→ **OBJECTIVE**
Could you write out every record below exactly, leaving out any pictures?

→ **EXTRACTED DATA**

▼▼▼

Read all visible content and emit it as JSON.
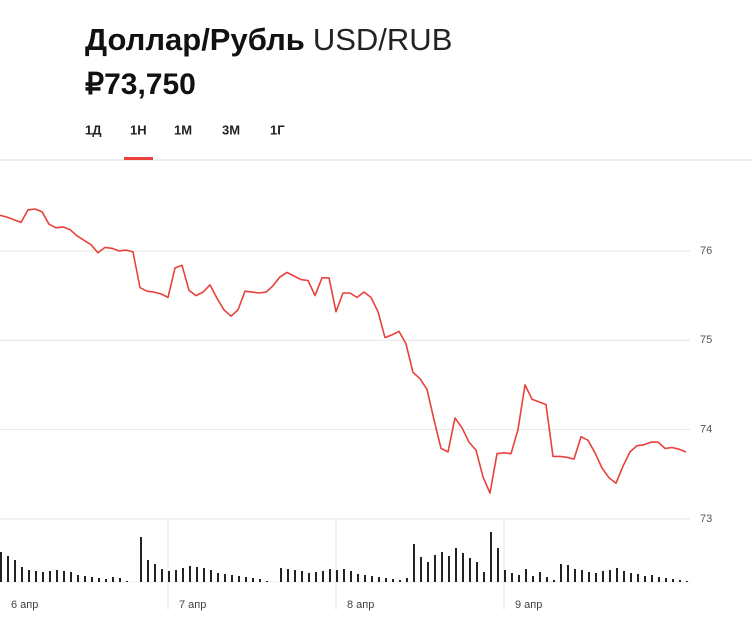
{
  "header": {
    "title": "Доллар/Рубль",
    "ticker": "USD/RUB",
    "price": "₽73,750"
  },
  "tabs": {
    "items": [
      "1Д",
      "1Н",
      "1М",
      "3М",
      "1Г"
    ],
    "active": 1,
    "active_color": "#e8413c"
  },
  "chart_data": {
    "type": "line",
    "categories": [
      "6 апр",
      null,
      null,
      null,
      null,
      null,
      null,
      null,
      null,
      null,
      null,
      null,
      null,
      null,
      null,
      null,
      null,
      null,
      null,
      null,
      null,
      null,
      null,
      null,
      "7 апр",
      null,
      null,
      null,
      null,
      null,
      null,
      null,
      null,
      null,
      null,
      null,
      null,
      null,
      null,
      null,
      null,
      null,
      null,
      null,
      null,
      null,
      null,
      null,
      "8 апр",
      null,
      null,
      null,
      null,
      null,
      null,
      null,
      null,
      null,
      null,
      null,
      null,
      null,
      null,
      null,
      null,
      null,
      null,
      null,
      null,
      null,
      null,
      null,
      "9 апр",
      null,
      null,
      null,
      null,
      null,
      null,
      null,
      null,
      null,
      null,
      null,
      null,
      null,
      null,
      null,
      null,
      null,
      null,
      null,
      null,
      null,
      null,
      null,
      null,
      null,
      null
    ],
    "series": [
      {
        "color": "#e8413c",
        "values": [
          76.4,
          76.38,
          76.35,
          76.32,
          76.46,
          76.47,
          76.44,
          76.3,
          76.26,
          76.27,
          76.24,
          76.17,
          76.12,
          76.07,
          75.98,
          76.04,
          76.03,
          76.0,
          76.01,
          75.99,
          75.59,
          75.55,
          75.54,
          75.52,
          75.48,
          75.81,
          75.84,
          75.56,
          75.5,
          75.54,
          75.62,
          75.47,
          75.34,
          75.27,
          75.34,
          75.55,
          75.54,
          75.53,
          75.54,
          75.61,
          75.71,
          75.76,
          75.72,
          75.68,
          75.67,
          75.5,
          75.7,
          75.7,
          75.32,
          75.53,
          75.53,
          75.48,
          75.54,
          75.48,
          75.32,
          75.03,
          75.06,
          75.1,
          74.96,
          74.64,
          74.57,
          74.45,
          74.11,
          73.79,
          73.75,
          74.13,
          74.02,
          73.86,
          73.77,
          73.47,
          73.29,
          73.73,
          73.74,
          73.73,
          74.0,
          74.5,
          74.34,
          74.31,
          74.28,
          73.7,
          73.7,
          73.69,
          73.67,
          73.92,
          73.88,
          73.74,
          73.57,
          73.46,
          73.4,
          73.59,
          73.75,
          73.82,
          73.83,
          73.86,
          73.86,
          73.79,
          73.8,
          73.78,
          73.75
        ]
      }
    ],
    "volume": {
      "color": "#222222",
      "values": [
        30,
        26,
        22,
        15,
        12,
        11,
        10,
        11,
        12,
        11,
        10,
        7,
        6,
        5,
        4,
        3,
        5,
        4,
        1,
        0,
        45,
        22,
        18,
        13,
        11,
        12,
        14,
        16,
        15,
        14,
        12,
        9,
        8,
        7,
        6,
        5,
        4,
        3,
        1,
        0,
        14,
        13,
        12,
        11,
        9,
        10,
        11,
        13,
        12,
        13,
        11,
        8,
        7,
        6,
        5,
        4,
        3,
        2,
        4,
        38,
        25,
        20,
        27,
        30,
        26,
        34,
        29,
        24,
        20,
        10,
        50,
        34,
        12,
        9,
        7,
        13,
        6,
        10,
        5,
        2,
        18,
        17,
        13,
        12,
        10,
        9,
        11,
        12,
        14,
        11,
        9,
        8,
        6,
        7,
        5,
        4,
        3,
        2,
        1
      ]
    },
    "ylim": [
      72.5,
      77.0
    ],
    "yticks": [
      73,
      74,
      75,
      76
    ],
    "grid": true
  }
}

▲▲▲

→ **OUTPUT FOR THIS EXERCISE**
Read all visible content and emit it as JSON.
{
  "header": {
    "title": "Доллар/Рубль",
    "ticker": "USD/RUB",
    "price": "₽73,750"
  },
  "tabs": {
    "items": [
      "1Д",
      "1Н",
      "1М",
      "3М",
      "1Г"
    ],
    "active": 1,
    "active_color": "#e8413c"
  },
  "chart_data": {
    "type": "line",
    "categories": [
      "6 апр",
      null,
      null,
      null,
      null,
      null,
      null,
      null,
      null,
      null,
      null,
      null,
      null,
      null,
      null,
      null,
      null,
      null,
      null,
      null,
      null,
      null,
      null,
      null,
      "7 апр",
      null,
      null,
      null,
      null,
      null,
      null,
      null,
      null,
      null,
      null,
      null,
      null,
      null,
      null,
      null,
      null,
      null,
      null,
      null,
      null,
      null,
      null,
      null,
      "8 апр",
      null,
      null,
      null,
      null,
      null,
      null,
      null,
      null,
      null,
      null,
      null,
      null,
      null,
      null,
      null,
      null,
      null,
      null,
      null,
      null,
      null,
      null,
      null,
      "9 апр",
      null,
      null,
      null,
      null,
      null,
      null,
      null,
      null,
      null,
      null,
      null,
      null,
      null,
      null,
      null,
      null,
      null,
      null,
      null,
      null,
      null,
      null,
      null,
      null,
      null,
      null
    ],
    "series": [
      {
        "color": "#e8413c",
        "values": [
          76.4,
          76.38,
          76.35,
          76.32,
          76.46,
          76.47,
          76.44,
          76.3,
          76.26,
          76.27,
          76.24,
          76.17,
          76.12,
          76.07,
          75.98,
          76.04,
          76.03,
          76.0,
          76.01,
          75.99,
          75.59,
          75.55,
          75.54,
          75.52,
          75.48,
          75.81,
          75.84,
          75.56,
          75.5,
          75.54,
          75.62,
          75.47,
          75.34,
          75.27,
          75.34,
          75.55,
          75.54,
          75.53,
          75.54,
          75.61,
          75.71,
          75.76,
          75.72,
          75.68,
          75.67,
          75.5,
          75.7,
          75.7,
          75.32,
          75.53,
          75.53,
          75.48,
          75.54,
          75.48,
          75.32,
          75.03,
          75.06,
          75.1,
          74.96,
          74.64,
          74.57,
          74.45,
          74.11,
          73.79,
          73.75,
          74.13,
          74.02,
          73.86,
          73.77,
          73.47,
          73.29,
          73.73,
          73.74,
          73.73,
          74.0,
          74.5,
          74.34,
          74.31,
          74.28,
          73.7,
          73.7,
          73.69,
          73.67,
          73.92,
          73.88,
          73.74,
          73.57,
          73.46,
          73.4,
          73.59,
          73.75,
          73.82,
          73.83,
          73.86,
          73.86,
          73.79,
          73.8,
          73.78,
          73.75
        ]
      }
    ],
    "volume": {
      "color": "#222222",
      "values": [
        30,
        26,
        22,
        15,
        12,
        11,
        10,
        11,
        12,
        11,
        10,
        7,
        6,
        5,
        4,
        3,
        5,
        4,
        1,
        0,
        45,
        22,
        18,
        13,
        11,
        12,
        14,
        16,
        15,
        14,
        12,
        9,
        8,
        7,
        6,
        5,
        4,
        3,
        1,
        0,
        14,
        13,
        12,
        11,
        9,
        10,
        11,
        13,
        12,
        13,
        11,
        8,
        7,
        6,
        5,
        4,
        3,
        2,
        4,
        38,
        25,
        20,
        27,
        30,
        26,
        34,
        29,
        24,
        20,
        10,
        50,
        34,
        12,
        9,
        7,
        13,
        6,
        10,
        5,
        2,
        18,
        17,
        13,
        12,
        10,
        9,
        11,
        12,
        14,
        11,
        9,
        8,
        6,
        7,
        5,
        4,
        3,
        2,
        1
      ]
    },
    "ylim": [
      72.5,
      77.0
    ],
    "yticks": [
      73,
      74,
      75,
      76
    ],
    "grid": true
  }
}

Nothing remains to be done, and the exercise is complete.